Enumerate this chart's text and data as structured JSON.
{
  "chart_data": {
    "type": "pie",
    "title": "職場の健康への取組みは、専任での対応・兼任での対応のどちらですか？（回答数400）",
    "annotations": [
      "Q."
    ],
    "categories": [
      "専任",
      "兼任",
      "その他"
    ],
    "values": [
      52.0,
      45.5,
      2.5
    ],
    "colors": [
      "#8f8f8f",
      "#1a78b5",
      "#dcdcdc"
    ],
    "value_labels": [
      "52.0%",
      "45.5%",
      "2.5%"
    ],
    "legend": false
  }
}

• • • • •

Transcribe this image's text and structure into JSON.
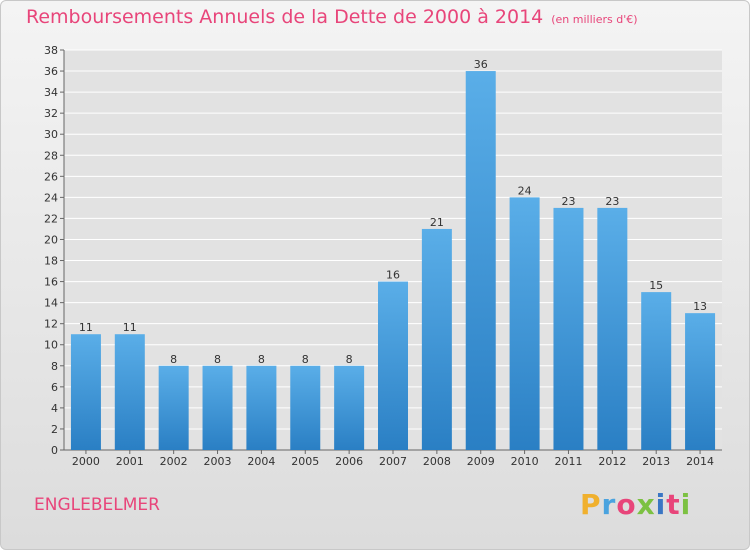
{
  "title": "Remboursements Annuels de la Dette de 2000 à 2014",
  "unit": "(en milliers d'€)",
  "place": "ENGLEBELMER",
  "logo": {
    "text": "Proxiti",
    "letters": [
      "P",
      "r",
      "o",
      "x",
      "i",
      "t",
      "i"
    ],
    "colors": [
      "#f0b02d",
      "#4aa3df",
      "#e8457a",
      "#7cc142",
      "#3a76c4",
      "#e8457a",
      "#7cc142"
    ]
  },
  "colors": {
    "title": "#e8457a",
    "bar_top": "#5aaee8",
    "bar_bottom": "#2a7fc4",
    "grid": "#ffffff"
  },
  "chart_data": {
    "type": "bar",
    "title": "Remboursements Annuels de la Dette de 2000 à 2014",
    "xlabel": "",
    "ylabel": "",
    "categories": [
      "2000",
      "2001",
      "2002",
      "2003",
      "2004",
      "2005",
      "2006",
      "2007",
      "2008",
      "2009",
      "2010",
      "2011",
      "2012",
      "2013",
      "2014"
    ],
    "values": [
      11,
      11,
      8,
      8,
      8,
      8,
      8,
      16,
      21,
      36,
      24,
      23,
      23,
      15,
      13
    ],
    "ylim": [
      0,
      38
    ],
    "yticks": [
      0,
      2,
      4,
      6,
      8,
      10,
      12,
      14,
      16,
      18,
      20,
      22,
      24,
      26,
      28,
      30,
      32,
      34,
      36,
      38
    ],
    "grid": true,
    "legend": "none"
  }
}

• • • • •

(Challenge) List all lines holding the string "Annuels".

(Complete answer)
  "title": "Remboursements Annuels de la Dette de 2000 à 2014",
    "title": "Remboursements Annuels de la Dette de 2000 à 2014",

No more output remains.